# EXERCISE PROMPT
Look through the material below, count the lines containing the word "aluminum", and state only the count.

▶

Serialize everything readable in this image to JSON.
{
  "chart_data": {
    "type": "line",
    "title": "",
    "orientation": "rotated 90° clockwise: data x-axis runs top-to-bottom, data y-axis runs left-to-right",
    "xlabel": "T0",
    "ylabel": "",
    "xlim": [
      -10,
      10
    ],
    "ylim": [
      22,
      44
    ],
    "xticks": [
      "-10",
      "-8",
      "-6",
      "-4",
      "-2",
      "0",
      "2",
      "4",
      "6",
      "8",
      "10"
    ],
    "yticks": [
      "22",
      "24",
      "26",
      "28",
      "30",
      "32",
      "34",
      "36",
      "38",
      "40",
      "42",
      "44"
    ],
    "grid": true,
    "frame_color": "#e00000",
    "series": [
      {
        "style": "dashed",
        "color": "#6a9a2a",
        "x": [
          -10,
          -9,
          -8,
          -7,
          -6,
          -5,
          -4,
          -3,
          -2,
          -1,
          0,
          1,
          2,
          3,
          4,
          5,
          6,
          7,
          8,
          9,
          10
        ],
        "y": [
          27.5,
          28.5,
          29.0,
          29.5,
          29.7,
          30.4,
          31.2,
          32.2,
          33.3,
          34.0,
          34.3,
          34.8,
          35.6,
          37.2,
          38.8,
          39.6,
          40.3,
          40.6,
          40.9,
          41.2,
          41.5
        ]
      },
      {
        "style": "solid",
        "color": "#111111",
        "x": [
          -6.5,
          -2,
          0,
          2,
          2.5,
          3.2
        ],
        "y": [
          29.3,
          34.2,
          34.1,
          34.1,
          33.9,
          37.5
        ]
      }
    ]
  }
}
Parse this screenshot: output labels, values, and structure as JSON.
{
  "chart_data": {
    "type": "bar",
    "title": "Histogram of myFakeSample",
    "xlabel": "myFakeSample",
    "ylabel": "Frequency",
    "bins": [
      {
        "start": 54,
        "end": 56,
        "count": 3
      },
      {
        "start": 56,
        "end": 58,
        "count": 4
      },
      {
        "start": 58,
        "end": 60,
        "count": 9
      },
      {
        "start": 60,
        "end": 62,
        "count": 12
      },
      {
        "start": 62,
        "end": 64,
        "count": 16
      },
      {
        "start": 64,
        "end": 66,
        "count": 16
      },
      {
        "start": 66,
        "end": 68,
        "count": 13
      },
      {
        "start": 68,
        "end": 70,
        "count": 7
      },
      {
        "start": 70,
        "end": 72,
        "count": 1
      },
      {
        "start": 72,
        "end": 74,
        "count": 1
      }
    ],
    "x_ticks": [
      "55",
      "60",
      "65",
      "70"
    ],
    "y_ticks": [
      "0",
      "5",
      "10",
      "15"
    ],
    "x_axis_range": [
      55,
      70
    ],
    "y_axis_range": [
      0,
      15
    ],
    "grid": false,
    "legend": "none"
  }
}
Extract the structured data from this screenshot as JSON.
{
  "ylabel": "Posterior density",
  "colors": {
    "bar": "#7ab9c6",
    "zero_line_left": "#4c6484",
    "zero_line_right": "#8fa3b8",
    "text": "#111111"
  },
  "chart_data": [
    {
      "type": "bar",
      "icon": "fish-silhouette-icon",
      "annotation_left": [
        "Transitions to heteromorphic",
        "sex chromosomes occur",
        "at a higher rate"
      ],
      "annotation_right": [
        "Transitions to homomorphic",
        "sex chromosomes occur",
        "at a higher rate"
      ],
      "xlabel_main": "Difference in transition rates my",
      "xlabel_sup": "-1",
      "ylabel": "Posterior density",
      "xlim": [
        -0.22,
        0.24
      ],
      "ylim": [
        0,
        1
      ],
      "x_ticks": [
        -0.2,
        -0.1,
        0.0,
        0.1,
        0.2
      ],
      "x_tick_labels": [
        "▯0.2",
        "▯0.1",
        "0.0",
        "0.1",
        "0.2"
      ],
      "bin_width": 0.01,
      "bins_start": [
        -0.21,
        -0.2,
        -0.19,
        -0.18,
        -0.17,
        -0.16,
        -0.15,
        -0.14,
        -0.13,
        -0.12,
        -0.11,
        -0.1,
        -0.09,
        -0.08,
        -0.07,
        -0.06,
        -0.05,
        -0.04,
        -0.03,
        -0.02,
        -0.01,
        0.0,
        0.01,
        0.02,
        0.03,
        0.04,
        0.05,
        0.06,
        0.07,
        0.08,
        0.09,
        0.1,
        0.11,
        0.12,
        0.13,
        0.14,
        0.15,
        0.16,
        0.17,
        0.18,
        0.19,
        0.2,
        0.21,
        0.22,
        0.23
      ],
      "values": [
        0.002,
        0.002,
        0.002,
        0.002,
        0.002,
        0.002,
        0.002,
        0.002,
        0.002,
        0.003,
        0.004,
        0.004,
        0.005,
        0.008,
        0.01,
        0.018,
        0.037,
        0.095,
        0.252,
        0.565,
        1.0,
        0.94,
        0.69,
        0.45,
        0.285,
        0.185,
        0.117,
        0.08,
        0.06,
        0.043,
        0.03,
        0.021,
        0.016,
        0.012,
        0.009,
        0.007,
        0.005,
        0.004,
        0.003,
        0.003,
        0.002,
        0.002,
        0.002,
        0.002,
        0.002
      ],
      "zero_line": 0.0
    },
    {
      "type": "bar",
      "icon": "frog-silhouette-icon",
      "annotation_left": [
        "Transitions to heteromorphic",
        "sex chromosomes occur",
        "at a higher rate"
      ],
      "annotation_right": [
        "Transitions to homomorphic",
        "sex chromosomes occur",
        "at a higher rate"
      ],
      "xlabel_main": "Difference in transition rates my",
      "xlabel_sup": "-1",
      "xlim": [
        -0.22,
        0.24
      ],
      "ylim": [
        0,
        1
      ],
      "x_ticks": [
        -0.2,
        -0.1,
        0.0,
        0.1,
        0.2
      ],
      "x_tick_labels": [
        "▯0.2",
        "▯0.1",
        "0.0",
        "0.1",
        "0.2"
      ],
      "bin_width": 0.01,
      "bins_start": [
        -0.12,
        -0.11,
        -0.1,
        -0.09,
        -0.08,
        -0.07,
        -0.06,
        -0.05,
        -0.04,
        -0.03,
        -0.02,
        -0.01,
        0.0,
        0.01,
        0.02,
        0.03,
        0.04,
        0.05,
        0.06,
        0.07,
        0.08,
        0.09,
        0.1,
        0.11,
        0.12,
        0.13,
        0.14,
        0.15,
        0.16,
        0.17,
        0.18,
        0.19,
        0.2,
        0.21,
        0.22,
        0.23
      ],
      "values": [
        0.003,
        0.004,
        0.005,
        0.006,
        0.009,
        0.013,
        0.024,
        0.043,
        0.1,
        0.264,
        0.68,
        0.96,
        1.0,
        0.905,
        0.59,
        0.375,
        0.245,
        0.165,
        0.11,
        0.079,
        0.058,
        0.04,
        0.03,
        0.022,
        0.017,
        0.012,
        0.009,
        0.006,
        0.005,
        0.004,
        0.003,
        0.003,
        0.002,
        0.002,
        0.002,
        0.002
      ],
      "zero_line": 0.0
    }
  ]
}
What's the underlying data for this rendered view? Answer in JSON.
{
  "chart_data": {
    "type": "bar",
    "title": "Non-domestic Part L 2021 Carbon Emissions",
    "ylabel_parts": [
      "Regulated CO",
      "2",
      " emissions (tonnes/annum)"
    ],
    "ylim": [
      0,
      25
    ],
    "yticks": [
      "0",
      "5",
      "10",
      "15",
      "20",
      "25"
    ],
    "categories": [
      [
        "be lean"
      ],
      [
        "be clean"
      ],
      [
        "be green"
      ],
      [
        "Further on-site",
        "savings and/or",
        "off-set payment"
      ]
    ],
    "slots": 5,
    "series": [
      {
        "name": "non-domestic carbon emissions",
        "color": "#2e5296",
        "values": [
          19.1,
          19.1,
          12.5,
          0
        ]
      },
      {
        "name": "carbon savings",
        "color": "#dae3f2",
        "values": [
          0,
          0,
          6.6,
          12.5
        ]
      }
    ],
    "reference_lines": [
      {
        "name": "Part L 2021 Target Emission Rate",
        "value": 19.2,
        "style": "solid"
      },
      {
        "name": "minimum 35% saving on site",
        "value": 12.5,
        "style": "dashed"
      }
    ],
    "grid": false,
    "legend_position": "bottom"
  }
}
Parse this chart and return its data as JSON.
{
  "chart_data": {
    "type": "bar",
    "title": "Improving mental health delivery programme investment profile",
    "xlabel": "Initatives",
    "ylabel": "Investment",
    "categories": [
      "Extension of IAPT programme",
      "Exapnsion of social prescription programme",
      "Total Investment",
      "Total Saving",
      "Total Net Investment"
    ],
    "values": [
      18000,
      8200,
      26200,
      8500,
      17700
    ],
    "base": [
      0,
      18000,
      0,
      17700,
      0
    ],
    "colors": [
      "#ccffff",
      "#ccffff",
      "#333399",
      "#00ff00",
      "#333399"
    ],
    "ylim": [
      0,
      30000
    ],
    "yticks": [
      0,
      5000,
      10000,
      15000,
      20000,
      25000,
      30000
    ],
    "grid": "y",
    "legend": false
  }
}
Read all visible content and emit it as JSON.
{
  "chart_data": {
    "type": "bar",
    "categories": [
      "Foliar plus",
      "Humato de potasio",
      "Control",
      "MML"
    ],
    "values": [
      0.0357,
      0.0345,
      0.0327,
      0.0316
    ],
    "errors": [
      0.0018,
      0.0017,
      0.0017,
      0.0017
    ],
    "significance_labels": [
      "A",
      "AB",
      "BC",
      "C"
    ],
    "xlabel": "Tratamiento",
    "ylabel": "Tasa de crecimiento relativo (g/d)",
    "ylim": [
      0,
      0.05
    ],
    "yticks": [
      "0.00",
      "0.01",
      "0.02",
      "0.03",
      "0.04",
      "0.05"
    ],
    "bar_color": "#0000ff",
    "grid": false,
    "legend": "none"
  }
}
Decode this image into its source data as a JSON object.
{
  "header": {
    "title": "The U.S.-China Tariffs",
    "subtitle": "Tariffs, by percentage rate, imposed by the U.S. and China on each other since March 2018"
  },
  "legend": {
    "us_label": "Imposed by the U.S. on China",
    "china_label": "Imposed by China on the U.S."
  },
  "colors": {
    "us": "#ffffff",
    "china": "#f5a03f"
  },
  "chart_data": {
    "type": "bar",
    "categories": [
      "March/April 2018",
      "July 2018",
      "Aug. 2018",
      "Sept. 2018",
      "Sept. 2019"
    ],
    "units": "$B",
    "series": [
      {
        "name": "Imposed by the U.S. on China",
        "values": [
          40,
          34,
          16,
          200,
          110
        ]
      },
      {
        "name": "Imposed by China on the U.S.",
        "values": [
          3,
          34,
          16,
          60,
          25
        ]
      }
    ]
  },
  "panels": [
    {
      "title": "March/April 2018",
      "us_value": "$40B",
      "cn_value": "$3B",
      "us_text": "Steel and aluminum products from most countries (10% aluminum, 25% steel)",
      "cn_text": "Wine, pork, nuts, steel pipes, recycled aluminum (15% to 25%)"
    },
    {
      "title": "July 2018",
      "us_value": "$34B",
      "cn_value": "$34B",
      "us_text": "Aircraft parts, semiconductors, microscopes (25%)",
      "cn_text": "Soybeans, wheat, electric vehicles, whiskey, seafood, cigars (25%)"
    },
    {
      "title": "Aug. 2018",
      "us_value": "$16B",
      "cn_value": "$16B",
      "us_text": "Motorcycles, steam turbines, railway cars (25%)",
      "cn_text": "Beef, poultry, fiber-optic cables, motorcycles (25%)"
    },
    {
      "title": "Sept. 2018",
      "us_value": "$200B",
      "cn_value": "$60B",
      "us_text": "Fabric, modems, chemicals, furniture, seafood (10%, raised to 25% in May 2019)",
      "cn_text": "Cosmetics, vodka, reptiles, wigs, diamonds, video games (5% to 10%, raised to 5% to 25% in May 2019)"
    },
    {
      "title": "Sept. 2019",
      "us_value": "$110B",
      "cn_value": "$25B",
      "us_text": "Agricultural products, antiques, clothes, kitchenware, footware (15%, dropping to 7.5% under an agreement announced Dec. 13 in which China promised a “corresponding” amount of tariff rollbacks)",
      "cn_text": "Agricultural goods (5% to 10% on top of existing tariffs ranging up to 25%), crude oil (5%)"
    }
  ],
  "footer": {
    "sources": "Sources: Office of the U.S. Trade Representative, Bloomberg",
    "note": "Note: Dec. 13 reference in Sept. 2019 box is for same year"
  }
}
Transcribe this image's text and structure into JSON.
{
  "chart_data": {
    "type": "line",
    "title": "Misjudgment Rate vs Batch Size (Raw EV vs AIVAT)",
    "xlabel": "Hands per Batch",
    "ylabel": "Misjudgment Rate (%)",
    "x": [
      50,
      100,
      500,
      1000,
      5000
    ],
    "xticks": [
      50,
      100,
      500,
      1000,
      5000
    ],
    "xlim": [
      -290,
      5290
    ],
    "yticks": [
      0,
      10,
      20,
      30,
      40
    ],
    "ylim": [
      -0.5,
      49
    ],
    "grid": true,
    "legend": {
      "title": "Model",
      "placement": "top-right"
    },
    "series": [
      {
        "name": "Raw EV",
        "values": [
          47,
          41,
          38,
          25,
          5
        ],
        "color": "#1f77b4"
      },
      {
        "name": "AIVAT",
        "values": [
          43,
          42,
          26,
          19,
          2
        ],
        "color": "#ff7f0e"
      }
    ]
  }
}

◀

# RESULT
2